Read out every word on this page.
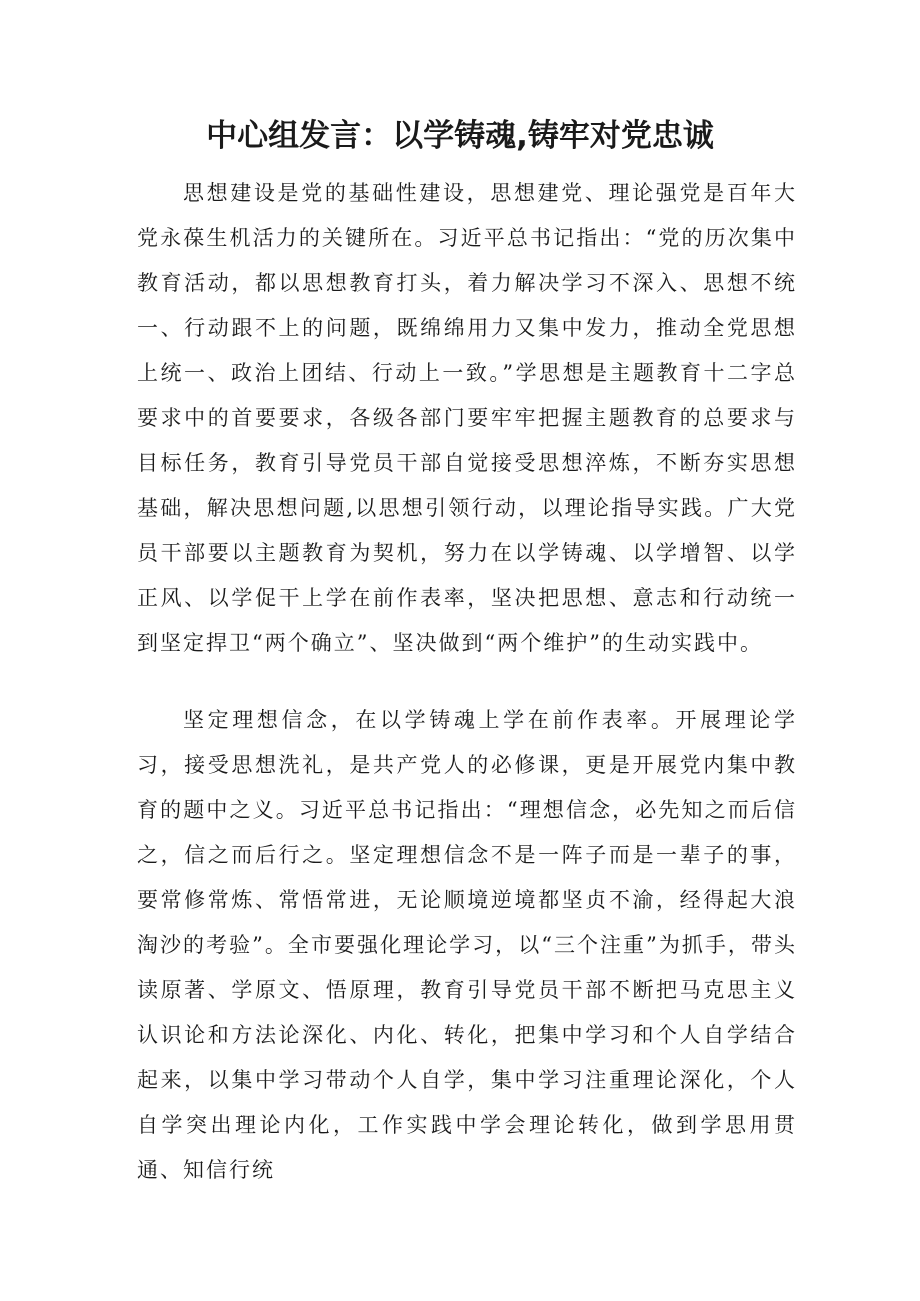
中心组发言：以学铸魂,铸牢对党忠诚

思想建设是党的基础性建设，思想建党、理论强党是百年大党永葆生机活力的关键所在。习近平总书记指出：“党的历次集中教育活动，都以思想教育打头，着力解决学习不深入、思想不统一、行动跟不上的问题，既绵绵用力又集中发力，推动全党思想上统一、政治上团结、行动上一致。”学思想是主题教育十二字总要求中的首要要求，各级各部门要牢牢把握主题教育的总要求与目标任务，教育引导党员干部自觉接受思想淬炼，不断夯实思想基础，解决思想问题,以思想引领行动，以理论指导实践。广大党员干部要以主题教育为契机，努力在以学铸魂、以学增智、以学正风、以学促干上学在前作表率，坚决把思想、意志和行动统一到坚定捍卫“两个确立”、坚决做到“两个维护”的生动实践中。

坚定理想信念，在以学铸魂上学在前作表率。开展理论学习，接受思想洗礼，是共产党人的必修课，更是开展党内集中教育的题中之义。习近平总书记指出：“理想信念，必先知之而后信之，信之而后行之。坚定理想信念不是一阵子而是一辈子的事，要常修常炼、常悟常进，无论顺境逆境都坚贞不渝，经得起大浪淘沙的考验”。全市要强化理论学习，以“三个注重”为抓手，带头读原著、学原文、悟原理，教育引导党员干部不断把马克思主义认识论和方法论深化、内化、转化，把集中学习和个人自学结合起来，以集中学习带动个人自学，集中学习注重理论深化，个人自学突出理论内化，工作实践中学会理论转化，做到学思用贯通、知信行统
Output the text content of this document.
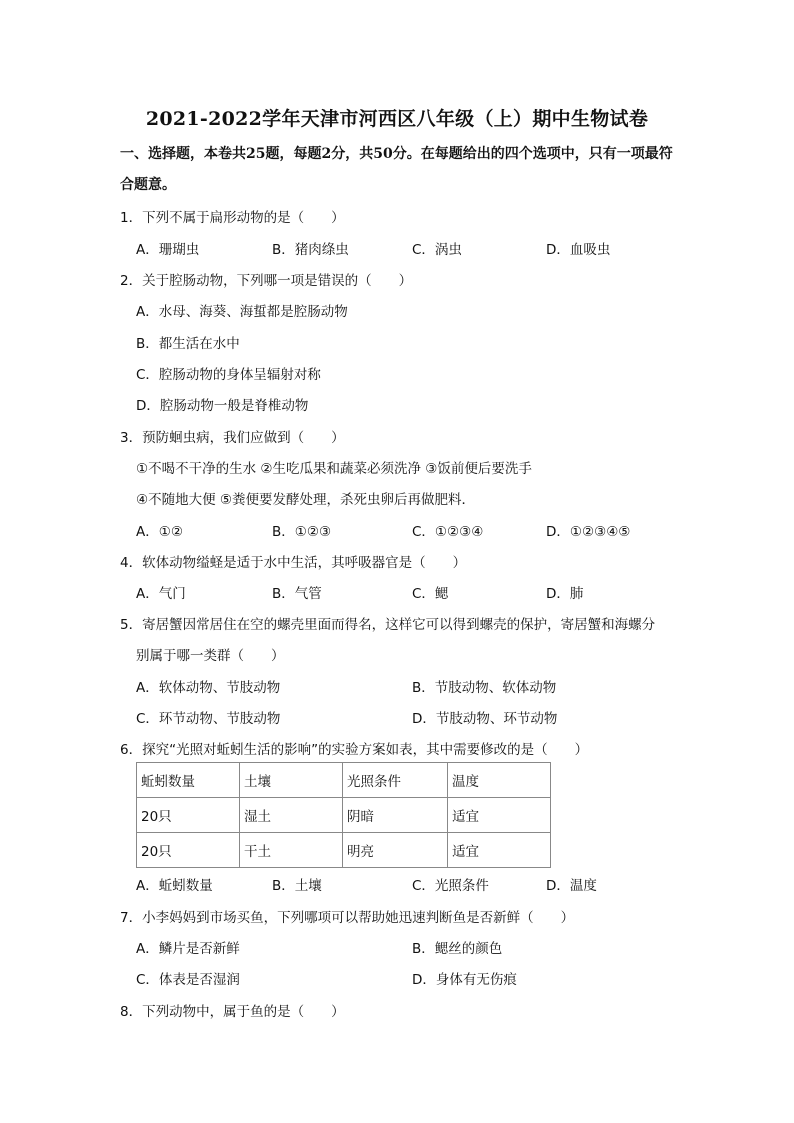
2021-2022学年天津市河西区八年级（上）期中生物试卷
一、选择题，本卷共25题，每题2分，共50分。在每题给出的四个选项中，只有一项最符合题意。
1．下列不属于扁形动物的是（　　）
A．珊瑚虫	B．猪肉绦虫	C．涡虫	D．血吸虫
2．关于腔肠动物，下列哪一项是错误的（　　）
A．水母、海葵、海蜇都是腔肠动物
B．都生活在水中
C．腔肠动物的身体呈辐射对称
D．腔肠动物一般是脊椎动物
3．预防蛔虫病，我们应做到（　　）
①不喝不干净的生水 ②生吃瓜果和蔬菜必须洗净 ③饭前便后要洗手
④不随地大便 ⑤粪便要发酵处理，杀死虫卵后再做肥料．
A．①②	B．①②③	C．①②③④	D．①②③④⑤
4．软体动物缢蛏是适于水中生活，其呼吸器官是（　　）
A．气门	B．气管	C．鳃	D．肺
5．寄居蟹因常居住在空的螺壳里面而得名，这样它可以得到螺壳的保护，寄居蟹和海螺分
别属于哪一类群（　　）
A．软体动物、节肢动物	B．节肢动物、软体动物
C．环节动物、节肢动物	D．节肢动物、环节动物
6．探究“光照对蚯蚓生活的影响”的实验方案如表，其中需要修改的是（　　）
蚯蚓数量	土壤	光照条件	温度
20只	湿土	阴暗	适宜
20只	干土	明亮	适宜
A．蚯蚓数量	B．土壤	C．光照条件	D．温度
7．小李妈妈到市场买鱼，下列哪项可以帮助她迅速判断鱼是否新鲜（　　）
A．鳞片是否新鲜	B．鳃丝的颜色
C．体表是否湿润	D．身体有无伤痕
8．下列动物中，属于鱼的是（　　）
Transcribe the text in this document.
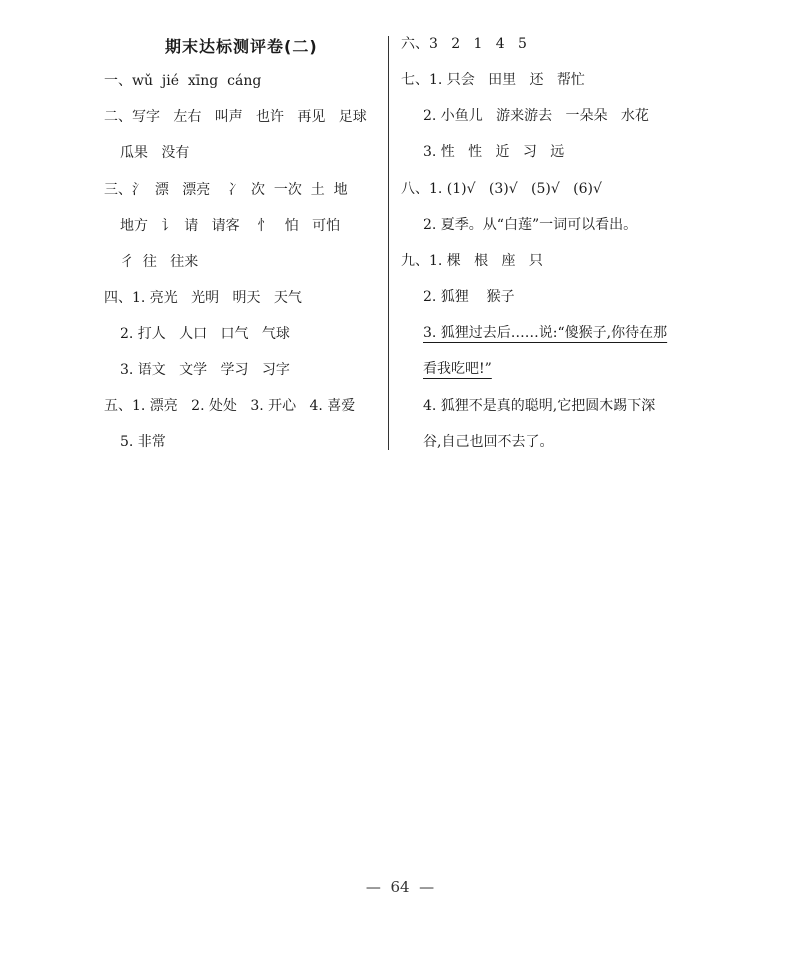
期末达标测评卷(二)
一、wǔ  jié  xīng  cáng
二、写字   左右   叫声   也许   再见   足球
瓜果   没有
三、氵  漂   漂亮    冫  次  一次  土  地
地方   讠  请   请客    忄   怕   可怕
彳  往   往来
四、1. 亮光   光明   明天   天气
2. 打人   人口   口气   气球
3. 语文   文学   学习   习字
五、1. 漂亮   2. 处处   3. 开心   4. 喜爱
5. 非常
六、3   2   1   4   5
七、1. 只会   田里   还   帮忙
2. 小鱼儿   游来游去   一朵朵   水花
3. 性   性   近   习   远
八、1. (1)√   (3)√   (5)√   (6)√
2. 夏季。从“白莲”一词可以看出。
九、1. 棵   根   座   只
2. 狐狸    猴子
3. 狐狸过去后……说:“傻猴子,你待在那
看我吃吧!”
4. 狐狸不是真的聪明,它把圆木踢下深
谷,自己也回不去了。
—  64  —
=-=-=
Brief – Give again exactly the lines from the one holding "Output the text content of this document." to the final line of the records, both ends included; any pictures stay out.

Solution to the problem –
Output the text content of this document.
2021-2022学年天津市河西区八年级（上）期中生物试卷
一、选择题，本卷共25题，每题2分，共50分。在每题给出的四个选项中，只有一项最符合题意。
1．下列不属于扁形动物的是（　　）
A．珊瑚虫	B．猪肉绦虫	C．涡虫	D．血吸虫
2．关于腔肠动物，下列哪一项是错误的（　　）
A．水母、海葵、海蜇都是腔肠动物
B．都生活在水中
C．腔肠动物的身体呈辐射对称
D．腔肠动物一般是脊椎动物
3．预防蛔虫病，我们应做到（　　）
①不喝不干净的生水 ②生吃瓜果和蔬菜必须洗净 ③饭前便后要洗手
④不随地大便 ⑤粪便要发酵处理，杀死虫卵后再做肥料．
A．①②	B．①②③	C．①②③④	D．①②③④⑤
4．软体动物缢蛏是适于水中生活，其呼吸器官是（　　）
A．气门	B．气管	C．鳃	D．肺
5．寄居蟹因常居住在空的螺壳里面而得名，这样它可以得到螺壳的保护，寄居蟹和海螺分
别属于哪一类群（　　）
A．软体动物、节肢动物	B．节肢动物、软体动物
C．环节动物、节肢动物	D．节肢动物、环节动物
6．探究“光照对蚯蚓生活的影响”的实验方案如表，其中需要修改的是（　　）
蚯蚓数量	土壤	光照条件	温度
20只	湿土	阴暗	适宜
20只	干土	明亮	适宜
A．蚯蚓数量	B．土壤	C．光照条件	D．温度
7．小李妈妈到市场买鱼，下列哪项可以帮助她迅速判断鱼是否新鲜（　　）
A．鳞片是否新鲜	B．鳃丝的颜色
C．体表是否湿润	D．身体有无伤痕
8．下列动物中，属于鱼的是（　　）
Transcribe the text in this document.
期末达标测评卷(二)
一、wǔ  jié  xīng  cáng
二、写字   左右   叫声   也许   再见   足球
瓜果   没有
三、氵  漂   漂亮    冫  次  一次  土  地
地方   讠  请   请客    忄   怕   可怕
彳  往   往来
四、1. 亮光   光明   明天   天气
2. 打人   人口   口气   气球
3. 语文   文学   学习   习字
五、1. 漂亮   2. 处处   3. 开心   4. 喜爱
5. 非常
六、3   2   1   4   5
七、1. 只会   田里   还   帮忙
2. 小鱼儿   游来游去   一朵朵   水花
3. 性   性   近   习   远
八、1. (1)√   (3)√   (5)√   (6)√
2. 夏季。从“白莲”一词可以看出。
九、1. 棵   根   座   只
2. 狐狸    猴子
3. 狐狸过去后……说:“傻猴子,你待在那
看我吃吧!”
4. 狐狸不是真的聪明,它把圆木踢下深
谷,自己也回不去了。
—  64  —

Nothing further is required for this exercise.